— start Dataset extract —
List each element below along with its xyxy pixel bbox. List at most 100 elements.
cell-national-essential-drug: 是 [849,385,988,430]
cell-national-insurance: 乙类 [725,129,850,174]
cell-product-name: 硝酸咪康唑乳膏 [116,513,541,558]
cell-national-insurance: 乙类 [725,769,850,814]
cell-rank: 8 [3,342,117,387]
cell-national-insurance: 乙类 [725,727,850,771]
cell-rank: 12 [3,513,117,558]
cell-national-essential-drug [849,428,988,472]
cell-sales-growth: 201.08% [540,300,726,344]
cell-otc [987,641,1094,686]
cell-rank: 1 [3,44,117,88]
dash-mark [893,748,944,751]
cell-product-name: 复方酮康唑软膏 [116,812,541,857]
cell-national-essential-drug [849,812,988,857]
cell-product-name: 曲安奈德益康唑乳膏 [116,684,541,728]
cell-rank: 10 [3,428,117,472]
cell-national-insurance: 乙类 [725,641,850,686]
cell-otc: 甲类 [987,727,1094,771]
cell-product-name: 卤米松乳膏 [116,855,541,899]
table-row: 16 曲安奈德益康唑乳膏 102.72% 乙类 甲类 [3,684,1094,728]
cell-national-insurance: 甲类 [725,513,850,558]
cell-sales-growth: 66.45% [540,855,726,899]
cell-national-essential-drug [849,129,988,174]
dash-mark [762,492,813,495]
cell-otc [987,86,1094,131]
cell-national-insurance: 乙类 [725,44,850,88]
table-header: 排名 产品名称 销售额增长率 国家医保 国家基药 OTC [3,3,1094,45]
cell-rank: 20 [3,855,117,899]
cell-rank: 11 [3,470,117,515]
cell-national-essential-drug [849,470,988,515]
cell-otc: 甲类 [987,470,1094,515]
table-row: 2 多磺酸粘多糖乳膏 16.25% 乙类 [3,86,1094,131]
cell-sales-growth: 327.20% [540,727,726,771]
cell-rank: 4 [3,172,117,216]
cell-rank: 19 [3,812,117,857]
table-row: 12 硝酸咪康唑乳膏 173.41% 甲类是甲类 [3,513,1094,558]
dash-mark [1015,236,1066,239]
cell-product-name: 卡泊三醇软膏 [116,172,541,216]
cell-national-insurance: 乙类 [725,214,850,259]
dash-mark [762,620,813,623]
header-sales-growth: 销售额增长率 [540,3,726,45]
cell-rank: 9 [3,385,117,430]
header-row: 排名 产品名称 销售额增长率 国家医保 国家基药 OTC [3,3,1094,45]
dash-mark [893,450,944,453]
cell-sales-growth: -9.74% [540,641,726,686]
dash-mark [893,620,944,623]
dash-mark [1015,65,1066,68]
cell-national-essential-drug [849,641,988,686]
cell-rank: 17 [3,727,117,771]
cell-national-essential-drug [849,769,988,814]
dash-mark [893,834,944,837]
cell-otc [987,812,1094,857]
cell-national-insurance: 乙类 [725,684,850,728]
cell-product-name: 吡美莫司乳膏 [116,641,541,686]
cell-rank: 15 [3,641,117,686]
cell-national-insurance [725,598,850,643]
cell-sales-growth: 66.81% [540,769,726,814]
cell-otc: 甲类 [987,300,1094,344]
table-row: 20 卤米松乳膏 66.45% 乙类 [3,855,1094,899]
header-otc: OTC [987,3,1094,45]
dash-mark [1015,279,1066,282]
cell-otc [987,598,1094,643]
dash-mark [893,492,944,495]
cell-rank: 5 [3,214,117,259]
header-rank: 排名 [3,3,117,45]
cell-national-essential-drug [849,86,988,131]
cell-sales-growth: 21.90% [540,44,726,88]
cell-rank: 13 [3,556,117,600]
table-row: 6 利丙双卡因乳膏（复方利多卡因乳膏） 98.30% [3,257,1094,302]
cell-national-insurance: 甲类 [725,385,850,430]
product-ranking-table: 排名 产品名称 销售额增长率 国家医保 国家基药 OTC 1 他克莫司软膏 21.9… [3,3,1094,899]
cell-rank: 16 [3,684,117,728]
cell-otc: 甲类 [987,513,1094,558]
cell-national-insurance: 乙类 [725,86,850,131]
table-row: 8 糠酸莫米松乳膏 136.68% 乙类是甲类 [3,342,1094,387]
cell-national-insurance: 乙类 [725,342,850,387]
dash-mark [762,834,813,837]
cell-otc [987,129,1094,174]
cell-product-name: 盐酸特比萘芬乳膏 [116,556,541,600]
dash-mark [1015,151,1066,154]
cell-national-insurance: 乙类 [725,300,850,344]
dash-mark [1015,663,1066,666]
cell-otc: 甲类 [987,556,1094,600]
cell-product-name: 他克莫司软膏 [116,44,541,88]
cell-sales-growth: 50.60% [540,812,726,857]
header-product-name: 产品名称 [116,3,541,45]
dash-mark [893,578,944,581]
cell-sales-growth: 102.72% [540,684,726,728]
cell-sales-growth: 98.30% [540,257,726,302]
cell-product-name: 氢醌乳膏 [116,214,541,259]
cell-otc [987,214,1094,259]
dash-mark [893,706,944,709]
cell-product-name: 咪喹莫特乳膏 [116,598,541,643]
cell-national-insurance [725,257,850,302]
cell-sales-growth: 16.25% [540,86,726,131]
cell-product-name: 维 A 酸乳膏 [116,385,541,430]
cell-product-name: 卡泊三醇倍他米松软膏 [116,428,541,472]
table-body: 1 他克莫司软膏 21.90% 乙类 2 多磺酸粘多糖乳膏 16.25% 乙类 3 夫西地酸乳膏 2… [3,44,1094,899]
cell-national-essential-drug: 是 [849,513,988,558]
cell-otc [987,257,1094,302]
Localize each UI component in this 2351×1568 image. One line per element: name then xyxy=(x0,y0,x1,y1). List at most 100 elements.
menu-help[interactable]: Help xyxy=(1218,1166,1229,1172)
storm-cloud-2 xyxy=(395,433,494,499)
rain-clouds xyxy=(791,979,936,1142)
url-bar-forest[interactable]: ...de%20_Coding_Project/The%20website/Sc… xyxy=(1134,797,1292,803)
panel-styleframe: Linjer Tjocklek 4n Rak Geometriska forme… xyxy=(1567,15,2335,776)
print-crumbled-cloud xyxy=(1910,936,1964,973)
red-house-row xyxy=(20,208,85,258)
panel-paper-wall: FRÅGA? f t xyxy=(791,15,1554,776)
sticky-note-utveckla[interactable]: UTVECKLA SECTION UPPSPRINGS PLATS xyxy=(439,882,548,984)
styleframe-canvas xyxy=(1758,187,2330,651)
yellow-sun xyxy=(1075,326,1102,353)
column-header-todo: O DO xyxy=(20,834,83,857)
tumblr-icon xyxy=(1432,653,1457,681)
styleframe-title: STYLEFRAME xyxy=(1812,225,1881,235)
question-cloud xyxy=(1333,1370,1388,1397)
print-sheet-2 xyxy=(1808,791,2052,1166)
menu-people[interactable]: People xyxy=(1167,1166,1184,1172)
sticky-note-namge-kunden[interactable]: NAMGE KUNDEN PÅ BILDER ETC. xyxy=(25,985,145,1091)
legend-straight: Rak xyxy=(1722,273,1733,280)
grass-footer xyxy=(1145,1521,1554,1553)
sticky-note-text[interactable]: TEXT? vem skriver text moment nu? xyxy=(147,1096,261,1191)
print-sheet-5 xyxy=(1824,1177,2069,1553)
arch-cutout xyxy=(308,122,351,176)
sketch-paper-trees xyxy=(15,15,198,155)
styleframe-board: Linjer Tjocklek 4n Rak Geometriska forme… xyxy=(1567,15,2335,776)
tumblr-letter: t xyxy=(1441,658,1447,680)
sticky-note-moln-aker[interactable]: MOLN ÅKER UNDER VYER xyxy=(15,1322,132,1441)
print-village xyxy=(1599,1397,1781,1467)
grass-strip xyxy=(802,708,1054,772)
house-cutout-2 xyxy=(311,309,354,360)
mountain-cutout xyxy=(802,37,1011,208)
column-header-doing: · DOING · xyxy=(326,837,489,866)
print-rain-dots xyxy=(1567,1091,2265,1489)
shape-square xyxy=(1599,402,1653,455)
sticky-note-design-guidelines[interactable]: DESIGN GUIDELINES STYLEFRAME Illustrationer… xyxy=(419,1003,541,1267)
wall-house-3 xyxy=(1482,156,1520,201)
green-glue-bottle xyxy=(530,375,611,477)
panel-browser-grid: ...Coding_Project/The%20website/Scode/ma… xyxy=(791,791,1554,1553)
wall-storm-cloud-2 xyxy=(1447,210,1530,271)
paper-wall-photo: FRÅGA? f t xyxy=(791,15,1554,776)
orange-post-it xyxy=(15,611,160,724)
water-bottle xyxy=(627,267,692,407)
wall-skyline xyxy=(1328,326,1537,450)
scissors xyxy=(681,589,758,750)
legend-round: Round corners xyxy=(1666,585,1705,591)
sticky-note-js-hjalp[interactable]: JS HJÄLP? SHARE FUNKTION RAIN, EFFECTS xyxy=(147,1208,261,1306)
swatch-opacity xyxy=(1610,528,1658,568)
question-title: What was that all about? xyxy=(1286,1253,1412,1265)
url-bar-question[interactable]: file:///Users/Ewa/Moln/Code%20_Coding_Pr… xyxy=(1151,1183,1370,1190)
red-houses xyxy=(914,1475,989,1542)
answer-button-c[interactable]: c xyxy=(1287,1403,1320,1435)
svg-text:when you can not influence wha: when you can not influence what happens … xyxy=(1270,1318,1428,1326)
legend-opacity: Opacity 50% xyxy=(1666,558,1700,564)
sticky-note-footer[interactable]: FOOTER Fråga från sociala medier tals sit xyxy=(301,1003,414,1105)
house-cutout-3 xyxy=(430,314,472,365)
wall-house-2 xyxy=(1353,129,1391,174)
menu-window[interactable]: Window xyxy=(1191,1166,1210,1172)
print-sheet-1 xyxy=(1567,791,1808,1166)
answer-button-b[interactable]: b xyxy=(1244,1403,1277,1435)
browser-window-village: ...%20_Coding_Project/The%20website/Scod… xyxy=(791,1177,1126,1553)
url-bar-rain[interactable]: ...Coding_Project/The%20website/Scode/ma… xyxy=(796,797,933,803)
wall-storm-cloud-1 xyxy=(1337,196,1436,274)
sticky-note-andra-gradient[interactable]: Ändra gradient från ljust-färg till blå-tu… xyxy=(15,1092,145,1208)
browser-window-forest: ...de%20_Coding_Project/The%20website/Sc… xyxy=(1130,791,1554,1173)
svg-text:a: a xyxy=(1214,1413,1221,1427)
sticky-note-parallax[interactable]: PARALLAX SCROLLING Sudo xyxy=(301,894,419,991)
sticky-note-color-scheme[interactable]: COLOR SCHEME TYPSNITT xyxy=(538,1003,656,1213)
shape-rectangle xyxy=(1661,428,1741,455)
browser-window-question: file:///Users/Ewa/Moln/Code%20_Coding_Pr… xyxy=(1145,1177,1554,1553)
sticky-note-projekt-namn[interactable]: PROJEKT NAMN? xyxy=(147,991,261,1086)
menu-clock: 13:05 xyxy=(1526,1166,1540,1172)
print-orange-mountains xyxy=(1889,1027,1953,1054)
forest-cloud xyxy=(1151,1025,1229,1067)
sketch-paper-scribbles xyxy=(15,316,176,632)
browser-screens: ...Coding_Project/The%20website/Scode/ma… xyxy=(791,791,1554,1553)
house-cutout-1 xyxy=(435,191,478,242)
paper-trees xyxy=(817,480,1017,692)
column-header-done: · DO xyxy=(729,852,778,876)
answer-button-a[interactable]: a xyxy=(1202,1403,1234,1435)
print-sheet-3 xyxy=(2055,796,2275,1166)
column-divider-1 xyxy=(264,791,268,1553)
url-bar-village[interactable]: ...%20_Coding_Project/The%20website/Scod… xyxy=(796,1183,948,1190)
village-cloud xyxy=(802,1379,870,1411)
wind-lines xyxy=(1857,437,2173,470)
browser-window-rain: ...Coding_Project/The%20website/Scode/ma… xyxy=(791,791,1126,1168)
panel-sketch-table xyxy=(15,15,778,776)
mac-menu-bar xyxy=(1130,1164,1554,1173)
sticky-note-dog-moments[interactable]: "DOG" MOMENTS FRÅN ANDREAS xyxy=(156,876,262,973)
— end Dataset extract —
◆ **The task**
Rewrite everything from the start of the records down to and including the line that contains "table-row: 16 曲安奈德益康唑乳膏" as a numbered list, omitting any blank lines.

◆ **Answer to the task**
1. List each element below along with its xyxy pixel bbox. List at most 100 elements.
2. cell-national-essential-drug: 是 [849,385,988,430]
3. cell-national-insurance: 乙类 [725,129,850,174]
4. cell-product-name: 硝酸咪康唑乳膏 [116,513,541,558]
5. cell-national-insurance: 乙类 [725,769,850,814]
6. cell-rank: 8 [3,342,117,387]
7. cell-national-insurance: 乙类 [725,727,850,771]
8. cell-rank: 12 [3,513,117,558]
9. cell-national-essential-drug [849,428,988,472]
10. cell-sales-growth: 201.08% [540,300,726,344]
11. cell-otc [987,641,1094,686]
12. cell-rank: 1 [3,44,117,88]
13. dash-mark [893,748,944,751]
14. cell-product-name: 复方酮康唑软膏 [116,812,541,857]
15. cell-national-essential-drug [849,812,988,857]
16. cell-product-name: 曲安奈德益康唑乳膏 [116,684,541,728]
17. cell-rank: 10 [3,428,117,472]
18. cell-national-insurance: 乙类 [725,641,850,686]
19. cell-otc: 甲类 [987,727,1094,771]
20. cell-product-name: 卤米松乳膏 [116,855,541,899]
21. table-row: 16 曲安奈德益康唑乳膏 102.72% 乙类 甲类 [3,684,1094,728]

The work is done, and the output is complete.